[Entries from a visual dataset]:
----

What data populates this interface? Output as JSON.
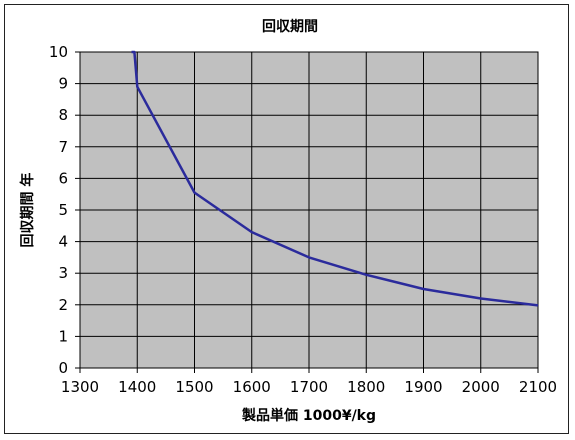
{
  "chart_data": {
    "type": "line",
    "title": "回収期間",
    "xlabel": "製品単価 1000¥/kg",
    "ylabel": "回収期間 年",
    "xlim": [
      1300,
      2100
    ],
    "ylim": [
      0,
      10
    ],
    "x_ticks": [
      1300,
      1400,
      1500,
      1600,
      1700,
      1800,
      1900,
      2000,
      2100
    ],
    "y_ticks": [
      0,
      1,
      2,
      3,
      4,
      5,
      6,
      7,
      8,
      9,
      10
    ],
    "grid": true,
    "plot_background": "#c0c0c0",
    "line_color": "#2b2b9c",
    "series": [
      {
        "x": [
          1390,
          1395,
          1400,
          1500,
          1600,
          1700,
          1800,
          1900,
          2000,
          2100
        ],
        "y": [
          10,
          10,
          8.9,
          5.55,
          4.3,
          3.5,
          2.95,
          2.5,
          2.2,
          1.98
        ]
      }
    ]
  }
}
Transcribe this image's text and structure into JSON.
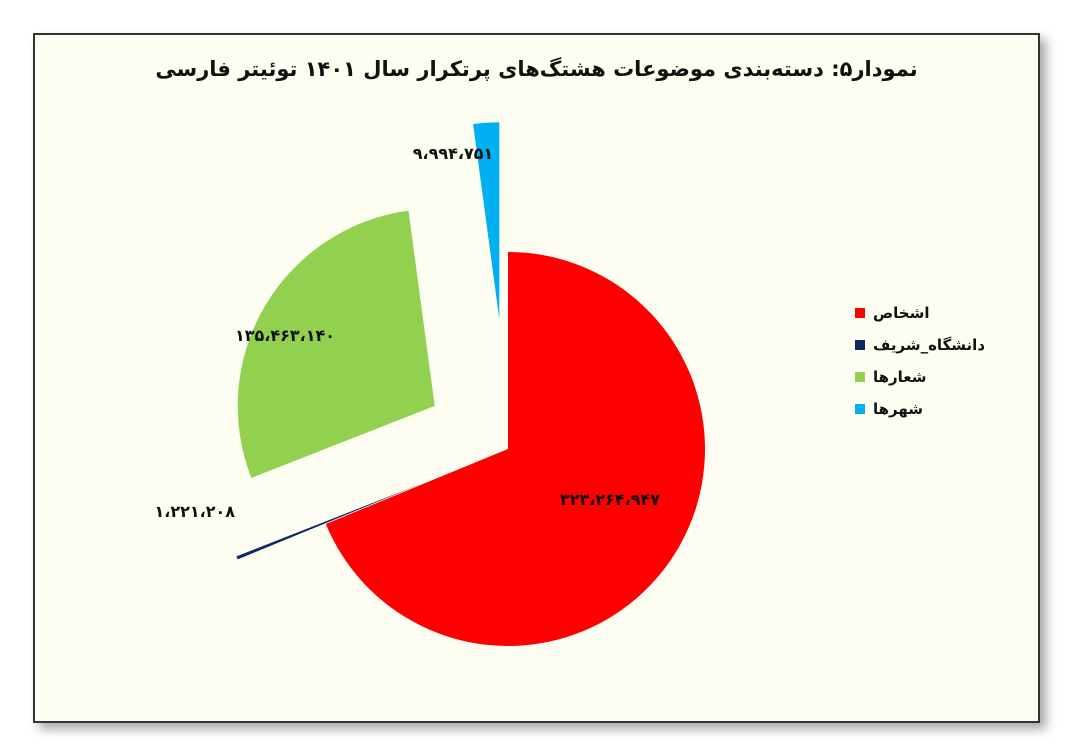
{
  "chart_data": {
    "type": "pie",
    "title": "نمودار۵: دسته‌بندی موضوعات هشتگ‌های پرتکرار سال ۱۴۰۱ توئیتر فارسی",
    "legend_position": "right",
    "slices": [
      {
        "name": "اشخاص",
        "value": 323264947,
        "label": "۳۲۳،۲۶۴،۹۴۷",
        "color": "#ff0000"
      },
      {
        "name": "دانشگاه_شریف",
        "value": 1221208,
        "label": "۱،۲۲۱،۲۰۸",
        "color": "#0f2860"
      },
      {
        "name": "شعارها",
        "value": 135463140,
        "label": "۱۳۵،۴۶۳،۱۴۰",
        "color": "#92d050"
      },
      {
        "name": "شهرها",
        "value": 9994751,
        "label": "۹،۹۹۴،۷۵۱",
        "color": "#00b0f0"
      }
    ]
  }
}
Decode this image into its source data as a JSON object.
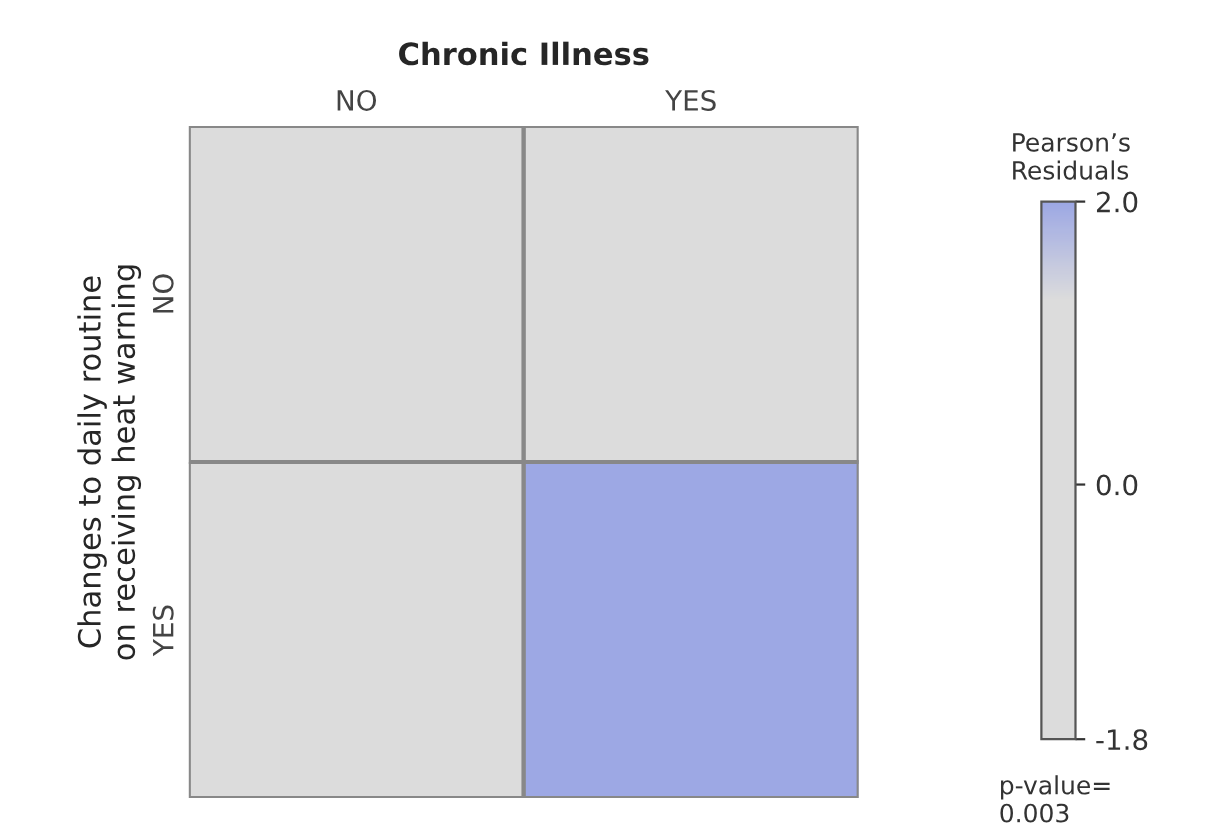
{
  "chart_data": {
    "type": "heatmap",
    "title": "Chronic Illness",
    "ylabel": "Changes to daily routine\non receiving heat warning",
    "clabel": "Pearson’s\nResiduals",
    "categories": [
      "NO",
      "YES"
    ],
    "y_categories": [
      "NO",
      "YES"
    ],
    "cells": [
      [
        null,
        null
      ],
      [
        null,
        2.0
      ]
    ],
    "clim": [
      -1.8,
      2.0
    ],
    "cticks": [
      {
        "value": 2.0,
        "label": "2.0"
      },
      {
        "value": 0.0,
        "label": "0.0"
      },
      {
        "value": -1.8,
        "label": "-1.8"
      }
    ],
    "annotations": [
      "p-value=\n0.003"
    ]
  }
}
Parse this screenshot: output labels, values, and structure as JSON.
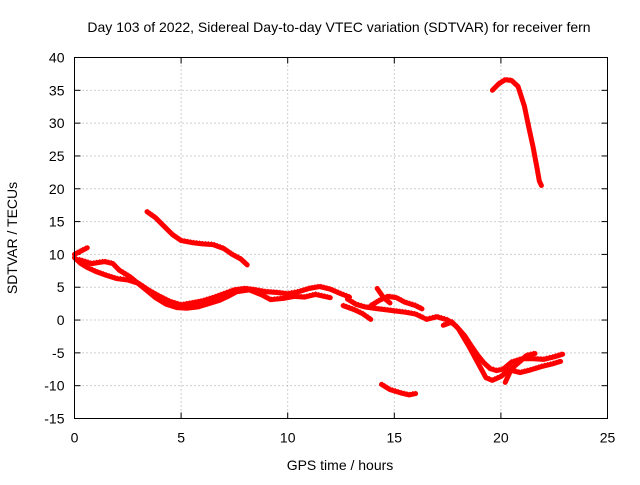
{
  "chart_data": {
    "type": "line",
    "title": "Day 103 of 2022, Sidereal Day-to-day VTEC variation (SDTVAR) for receiver fern",
    "xlabel": "GPS time / hours",
    "ylabel": "SDTVAR / TECUs",
    "xlim": [
      0,
      25
    ],
    "ylim": [
      -15,
      40
    ],
    "xticks": [
      0,
      5,
      10,
      15,
      20,
      25
    ],
    "yticks": [
      -15,
      -10,
      -5,
      0,
      5,
      10,
      15,
      20,
      25,
      30,
      35,
      40
    ],
    "grid": true,
    "series_color": "#ff0000",
    "series": [
      {
        "name": "track-main-a",
        "points": [
          [
            0.0,
            9.5
          ],
          [
            0.3,
            8.6
          ],
          [
            0.6,
            8.0
          ],
          [
            1.0,
            7.4
          ],
          [
            1.5,
            6.8
          ],
          [
            2.0,
            6.3
          ],
          [
            2.5,
            6.1
          ],
          [
            3.0,
            5.6
          ],
          [
            3.5,
            4.5
          ],
          [
            4.0,
            3.6
          ],
          [
            4.5,
            2.8
          ],
          [
            5.0,
            2.3
          ],
          [
            5.5,
            2.6
          ],
          [
            6.0,
            2.9
          ],
          [
            6.5,
            3.4
          ],
          [
            7.0,
            4.0
          ],
          [
            7.5,
            4.6
          ],
          [
            8.0,
            4.8
          ],
          [
            8.5,
            4.6
          ],
          [
            9.0,
            4.3
          ],
          [
            9.5,
            4.2
          ],
          [
            10.0,
            4.0
          ],
          [
            10.5,
            4.3
          ],
          [
            11.0,
            4.8
          ],
          [
            11.5,
            5.1
          ],
          [
            12.0,
            4.7
          ],
          [
            12.5,
            4.0
          ],
          [
            12.9,
            3.5
          ]
        ]
      },
      {
        "name": "track-main-b",
        "points": [
          [
            0.2,
            9.2
          ],
          [
            0.8,
            8.6
          ],
          [
            1.4,
            8.9
          ],
          [
            1.8,
            8.6
          ],
          [
            2.1,
            7.6
          ],
          [
            2.6,
            6.6
          ],
          [
            3.2,
            5.0
          ],
          [
            3.8,
            3.4
          ],
          [
            4.3,
            2.4
          ],
          [
            4.8,
            1.9
          ],
          [
            5.3,
            1.8
          ],
          [
            5.8,
            2.0
          ],
          [
            6.3,
            2.5
          ],
          [
            6.8,
            3.0
          ],
          [
            7.2,
            3.6
          ],
          [
            7.6,
            4.3
          ],
          [
            8.2,
            4.6
          ],
          [
            8.8,
            3.8
          ],
          [
            9.2,
            3.1
          ],
          [
            9.8,
            3.3
          ],
          [
            10.3,
            3.6
          ],
          [
            10.8,
            3.5
          ],
          [
            11.3,
            3.9
          ],
          [
            12.0,
            3.4
          ]
        ]
      },
      {
        "name": "track-early-spike",
        "points": [
          [
            0.0,
            10.0
          ],
          [
            0.3,
            10.5
          ],
          [
            0.6,
            11.0
          ]
        ]
      },
      {
        "name": "track-upper",
        "points": [
          [
            3.4,
            16.5
          ],
          [
            3.8,
            15.6
          ],
          [
            4.2,
            14.3
          ],
          [
            4.6,
            13.0
          ],
          [
            5.0,
            12.1
          ],
          [
            5.5,
            11.8
          ],
          [
            6.0,
            11.6
          ],
          [
            6.5,
            11.5
          ],
          [
            7.0,
            10.9
          ],
          [
            7.4,
            10.0
          ],
          [
            7.8,
            9.3
          ],
          [
            8.1,
            8.4
          ]
        ]
      },
      {
        "name": "track-middle",
        "points": [
          [
            12.8,
            3.2
          ],
          [
            13.2,
            2.4
          ],
          [
            13.6,
            2.0
          ],
          [
            14.0,
            1.8
          ],
          [
            14.5,
            1.6
          ],
          [
            15.0,
            1.4
          ],
          [
            15.5,
            1.2
          ],
          [
            16.0,
            0.9
          ],
          [
            16.4,
            0.3
          ]
        ]
      },
      {
        "name": "track-middle-b",
        "points": [
          [
            12.6,
            2.2
          ],
          [
            13.1,
            1.6
          ],
          [
            13.5,
            1.0
          ],
          [
            13.9,
            0.1
          ]
        ]
      },
      {
        "name": "track-bump",
        "points": [
          [
            13.9,
            2.2
          ],
          [
            14.3,
            3.0
          ],
          [
            14.7,
            3.6
          ],
          [
            15.1,
            3.4
          ],
          [
            15.5,
            2.7
          ],
          [
            16.0,
            2.2
          ],
          [
            16.3,
            1.7
          ]
        ]
      },
      {
        "name": "track-spike-b",
        "points": [
          [
            14.2,
            4.8
          ],
          [
            14.5,
            3.4
          ],
          [
            14.8,
            2.6
          ]
        ]
      },
      {
        "name": "track-lower-small",
        "points": [
          [
            14.4,
            -9.8
          ],
          [
            14.8,
            -10.6
          ],
          [
            15.3,
            -11.1
          ],
          [
            15.7,
            -11.4
          ],
          [
            16.0,
            -11.2
          ]
        ]
      },
      {
        "name": "track-descent",
        "points": [
          [
            16.5,
            0.1
          ],
          [
            17.0,
            0.5
          ],
          [
            17.5,
            0.0
          ],
          [
            17.9,
            -0.9
          ],
          [
            18.3,
            -2.4
          ],
          [
            18.6,
            -3.9
          ],
          [
            18.9,
            -5.3
          ],
          [
            19.2,
            -6.5
          ],
          [
            19.5,
            -7.4
          ],
          [
            19.8,
            -7.7
          ],
          [
            20.1,
            -7.5
          ],
          [
            20.5,
            -6.4
          ],
          [
            21.0,
            -5.9
          ],
          [
            21.5,
            -5.9
          ],
          [
            22.0,
            -6.0
          ],
          [
            22.5,
            -5.6
          ],
          [
            22.9,
            -5.2
          ]
        ]
      },
      {
        "name": "track-descent-b",
        "points": [
          [
            17.3,
            -0.8
          ],
          [
            17.7,
            -0.3
          ],
          [
            18.0,
            -1.3
          ],
          [
            18.5,
            -4.0
          ],
          [
            19.0,
            -7.0
          ],
          [
            19.3,
            -8.8
          ],
          [
            19.6,
            -9.2
          ],
          [
            20.0,
            -8.6
          ],
          [
            20.4,
            -7.6
          ],
          [
            20.9,
            -8.0
          ],
          [
            21.4,
            -7.6
          ],
          [
            21.9,
            -7.1
          ],
          [
            22.4,
            -6.7
          ],
          [
            22.8,
            -6.3
          ]
        ]
      },
      {
        "name": "track-descent-c",
        "points": [
          [
            20.2,
            -9.5
          ],
          [
            20.5,
            -7.4
          ],
          [
            20.9,
            -6.3
          ],
          [
            21.2,
            -5.4
          ],
          [
            21.6,
            -5.1
          ]
        ]
      },
      {
        "name": "track-top-right",
        "points": [
          [
            19.6,
            35.0
          ],
          [
            19.9,
            36.0
          ],
          [
            20.2,
            36.6
          ],
          [
            20.5,
            36.5
          ],
          [
            20.8,
            35.6
          ],
          [
            21.1,
            32.6
          ],
          [
            21.3,
            29.5
          ],
          [
            21.5,
            26.5
          ],
          [
            21.7,
            23.1
          ],
          [
            21.8,
            21.2
          ],
          [
            21.9,
            20.5
          ]
        ]
      }
    ]
  }
}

----

[Exercise aim]:
Copy all lines of the material above where the string "xlabel" occurs.

[Written reply]:
    "xlabel": "製品単価 1000¥/kg",
    "xlabel": "GPS time / hours",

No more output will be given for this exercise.